Items from a data source:
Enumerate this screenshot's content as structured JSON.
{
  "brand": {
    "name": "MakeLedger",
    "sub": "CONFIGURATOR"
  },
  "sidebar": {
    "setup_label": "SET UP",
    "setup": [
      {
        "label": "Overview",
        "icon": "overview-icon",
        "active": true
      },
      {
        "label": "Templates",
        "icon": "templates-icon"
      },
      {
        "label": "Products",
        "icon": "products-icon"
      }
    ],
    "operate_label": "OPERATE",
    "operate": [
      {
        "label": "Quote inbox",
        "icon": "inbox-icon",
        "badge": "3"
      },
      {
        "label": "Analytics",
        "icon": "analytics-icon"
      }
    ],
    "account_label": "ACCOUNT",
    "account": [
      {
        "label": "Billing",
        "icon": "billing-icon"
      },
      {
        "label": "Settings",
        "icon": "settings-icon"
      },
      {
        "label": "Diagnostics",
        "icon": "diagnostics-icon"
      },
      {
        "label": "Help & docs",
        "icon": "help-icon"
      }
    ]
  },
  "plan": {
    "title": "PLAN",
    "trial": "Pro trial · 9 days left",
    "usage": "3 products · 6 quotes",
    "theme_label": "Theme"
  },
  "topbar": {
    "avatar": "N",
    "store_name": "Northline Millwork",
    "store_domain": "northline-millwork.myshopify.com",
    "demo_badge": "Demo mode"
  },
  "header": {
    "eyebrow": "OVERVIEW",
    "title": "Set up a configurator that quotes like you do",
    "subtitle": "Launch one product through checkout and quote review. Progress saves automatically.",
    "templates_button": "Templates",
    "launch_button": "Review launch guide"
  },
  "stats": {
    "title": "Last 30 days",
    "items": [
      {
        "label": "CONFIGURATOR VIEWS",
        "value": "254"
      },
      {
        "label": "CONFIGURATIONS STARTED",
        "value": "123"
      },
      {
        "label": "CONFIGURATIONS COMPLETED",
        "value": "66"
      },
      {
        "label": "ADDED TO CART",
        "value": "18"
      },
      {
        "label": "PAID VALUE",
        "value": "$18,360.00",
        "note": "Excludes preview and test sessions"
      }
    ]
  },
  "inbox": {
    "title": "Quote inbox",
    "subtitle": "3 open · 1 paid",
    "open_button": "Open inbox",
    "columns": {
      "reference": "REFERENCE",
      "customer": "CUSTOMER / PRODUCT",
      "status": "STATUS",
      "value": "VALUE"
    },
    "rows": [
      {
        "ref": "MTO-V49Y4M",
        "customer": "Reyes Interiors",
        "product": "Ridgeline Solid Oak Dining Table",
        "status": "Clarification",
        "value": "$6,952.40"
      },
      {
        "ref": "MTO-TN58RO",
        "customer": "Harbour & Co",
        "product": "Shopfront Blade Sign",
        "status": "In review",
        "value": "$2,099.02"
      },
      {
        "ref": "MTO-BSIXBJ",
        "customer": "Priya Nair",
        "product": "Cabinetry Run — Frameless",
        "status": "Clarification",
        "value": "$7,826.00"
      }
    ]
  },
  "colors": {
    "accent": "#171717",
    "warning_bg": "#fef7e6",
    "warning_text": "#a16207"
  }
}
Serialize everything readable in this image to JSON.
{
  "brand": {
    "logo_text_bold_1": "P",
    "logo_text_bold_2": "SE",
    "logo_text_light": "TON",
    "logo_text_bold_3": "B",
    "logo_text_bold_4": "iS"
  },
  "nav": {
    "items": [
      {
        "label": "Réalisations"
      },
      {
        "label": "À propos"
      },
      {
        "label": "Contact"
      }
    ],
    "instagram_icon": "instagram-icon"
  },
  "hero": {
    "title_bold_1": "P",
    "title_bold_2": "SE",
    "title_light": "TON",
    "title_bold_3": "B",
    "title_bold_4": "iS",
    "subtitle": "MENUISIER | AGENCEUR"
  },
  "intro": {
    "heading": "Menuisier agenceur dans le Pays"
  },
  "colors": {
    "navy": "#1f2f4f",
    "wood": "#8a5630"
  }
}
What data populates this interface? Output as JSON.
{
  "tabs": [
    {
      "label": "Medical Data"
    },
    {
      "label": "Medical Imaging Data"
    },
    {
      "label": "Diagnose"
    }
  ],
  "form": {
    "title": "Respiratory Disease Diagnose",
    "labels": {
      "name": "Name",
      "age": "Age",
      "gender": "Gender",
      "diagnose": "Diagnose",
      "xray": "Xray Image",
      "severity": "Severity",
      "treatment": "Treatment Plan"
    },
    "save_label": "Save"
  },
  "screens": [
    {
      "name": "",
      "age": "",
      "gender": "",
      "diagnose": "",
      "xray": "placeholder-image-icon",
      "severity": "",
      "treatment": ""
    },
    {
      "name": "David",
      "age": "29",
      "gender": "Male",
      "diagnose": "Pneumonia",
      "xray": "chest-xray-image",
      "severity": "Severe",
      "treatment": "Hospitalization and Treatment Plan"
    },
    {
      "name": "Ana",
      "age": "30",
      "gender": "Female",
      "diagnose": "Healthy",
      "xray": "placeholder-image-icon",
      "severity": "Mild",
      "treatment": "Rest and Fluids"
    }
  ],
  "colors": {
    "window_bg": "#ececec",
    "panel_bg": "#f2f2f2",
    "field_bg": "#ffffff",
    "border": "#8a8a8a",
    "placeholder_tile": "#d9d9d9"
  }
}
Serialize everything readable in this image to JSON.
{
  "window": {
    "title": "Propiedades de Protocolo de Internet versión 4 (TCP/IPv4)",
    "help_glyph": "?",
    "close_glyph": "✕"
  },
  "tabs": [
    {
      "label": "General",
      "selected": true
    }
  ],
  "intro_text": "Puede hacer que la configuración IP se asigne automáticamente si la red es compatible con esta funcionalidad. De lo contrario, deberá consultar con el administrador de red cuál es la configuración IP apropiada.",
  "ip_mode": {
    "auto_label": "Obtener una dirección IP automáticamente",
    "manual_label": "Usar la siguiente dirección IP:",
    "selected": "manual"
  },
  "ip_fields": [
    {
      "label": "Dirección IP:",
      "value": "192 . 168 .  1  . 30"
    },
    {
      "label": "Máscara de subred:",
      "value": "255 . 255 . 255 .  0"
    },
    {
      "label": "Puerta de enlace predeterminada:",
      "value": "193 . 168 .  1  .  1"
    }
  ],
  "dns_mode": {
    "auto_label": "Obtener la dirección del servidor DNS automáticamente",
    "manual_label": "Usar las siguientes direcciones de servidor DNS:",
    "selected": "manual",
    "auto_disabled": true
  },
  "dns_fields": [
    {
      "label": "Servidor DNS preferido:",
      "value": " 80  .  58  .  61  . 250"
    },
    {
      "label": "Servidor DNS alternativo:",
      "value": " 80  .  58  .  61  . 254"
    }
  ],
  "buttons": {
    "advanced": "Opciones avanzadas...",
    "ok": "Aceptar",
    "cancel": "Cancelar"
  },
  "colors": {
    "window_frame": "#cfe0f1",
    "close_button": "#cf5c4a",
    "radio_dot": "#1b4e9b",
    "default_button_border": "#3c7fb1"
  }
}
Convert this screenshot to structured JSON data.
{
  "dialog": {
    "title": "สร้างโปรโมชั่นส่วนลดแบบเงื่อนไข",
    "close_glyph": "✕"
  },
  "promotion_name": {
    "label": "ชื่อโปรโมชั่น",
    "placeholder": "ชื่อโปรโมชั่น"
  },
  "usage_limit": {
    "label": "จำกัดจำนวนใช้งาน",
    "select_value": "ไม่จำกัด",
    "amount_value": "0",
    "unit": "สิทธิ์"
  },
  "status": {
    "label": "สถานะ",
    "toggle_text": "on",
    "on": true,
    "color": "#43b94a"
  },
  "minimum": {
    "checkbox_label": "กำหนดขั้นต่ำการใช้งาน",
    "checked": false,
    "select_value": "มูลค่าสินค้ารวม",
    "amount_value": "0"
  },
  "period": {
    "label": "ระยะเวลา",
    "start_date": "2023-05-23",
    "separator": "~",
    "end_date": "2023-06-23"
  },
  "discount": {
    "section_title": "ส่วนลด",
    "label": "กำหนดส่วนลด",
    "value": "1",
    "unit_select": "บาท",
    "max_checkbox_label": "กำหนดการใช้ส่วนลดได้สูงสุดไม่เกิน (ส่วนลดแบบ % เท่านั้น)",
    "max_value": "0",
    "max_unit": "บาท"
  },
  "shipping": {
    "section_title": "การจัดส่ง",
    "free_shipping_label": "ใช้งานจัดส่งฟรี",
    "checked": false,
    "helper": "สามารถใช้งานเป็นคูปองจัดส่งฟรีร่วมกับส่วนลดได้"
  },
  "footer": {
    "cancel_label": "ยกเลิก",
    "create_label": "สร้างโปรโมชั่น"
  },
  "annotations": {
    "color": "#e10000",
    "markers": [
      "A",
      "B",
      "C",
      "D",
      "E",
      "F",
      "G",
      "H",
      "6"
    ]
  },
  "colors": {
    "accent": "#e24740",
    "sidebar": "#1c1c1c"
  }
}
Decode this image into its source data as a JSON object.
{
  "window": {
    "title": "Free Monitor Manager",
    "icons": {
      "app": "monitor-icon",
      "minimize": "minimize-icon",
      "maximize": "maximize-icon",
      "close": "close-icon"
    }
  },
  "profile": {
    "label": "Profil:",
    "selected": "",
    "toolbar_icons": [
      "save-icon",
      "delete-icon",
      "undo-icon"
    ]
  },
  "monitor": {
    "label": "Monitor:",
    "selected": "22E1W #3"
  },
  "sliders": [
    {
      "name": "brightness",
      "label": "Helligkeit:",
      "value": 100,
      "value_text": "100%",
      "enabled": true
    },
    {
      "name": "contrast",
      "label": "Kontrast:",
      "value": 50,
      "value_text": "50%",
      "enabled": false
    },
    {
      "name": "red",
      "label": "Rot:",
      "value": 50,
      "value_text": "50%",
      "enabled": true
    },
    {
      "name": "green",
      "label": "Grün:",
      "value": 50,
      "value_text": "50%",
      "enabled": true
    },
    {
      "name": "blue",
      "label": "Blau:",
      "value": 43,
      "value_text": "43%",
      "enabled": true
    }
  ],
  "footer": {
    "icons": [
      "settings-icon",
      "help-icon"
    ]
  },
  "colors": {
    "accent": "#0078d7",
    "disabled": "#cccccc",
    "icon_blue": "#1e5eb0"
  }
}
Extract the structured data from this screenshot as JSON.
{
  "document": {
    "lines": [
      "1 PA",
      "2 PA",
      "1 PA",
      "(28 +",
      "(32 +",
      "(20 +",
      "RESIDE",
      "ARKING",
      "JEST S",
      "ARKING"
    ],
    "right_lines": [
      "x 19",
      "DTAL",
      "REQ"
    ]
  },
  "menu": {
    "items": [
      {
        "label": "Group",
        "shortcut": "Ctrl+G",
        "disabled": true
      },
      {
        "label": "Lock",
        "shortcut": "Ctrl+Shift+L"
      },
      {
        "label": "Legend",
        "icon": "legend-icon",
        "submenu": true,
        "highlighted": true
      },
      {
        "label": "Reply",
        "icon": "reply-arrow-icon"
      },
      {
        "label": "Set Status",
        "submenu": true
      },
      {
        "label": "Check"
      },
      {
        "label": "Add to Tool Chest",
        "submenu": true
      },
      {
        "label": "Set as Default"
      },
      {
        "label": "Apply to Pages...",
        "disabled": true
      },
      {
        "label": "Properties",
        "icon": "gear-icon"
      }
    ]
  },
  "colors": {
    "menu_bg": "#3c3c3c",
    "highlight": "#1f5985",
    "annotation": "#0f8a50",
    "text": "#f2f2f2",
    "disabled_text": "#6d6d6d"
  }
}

> [Directions]: Pick out each line above that includes "structured" and show it.

> [Answer to this exercise]:
Enumerate this screenshot's content as structured JSON.
Convert this screenshot to structured JSON data.
Extract the structured data from this screenshot as JSON.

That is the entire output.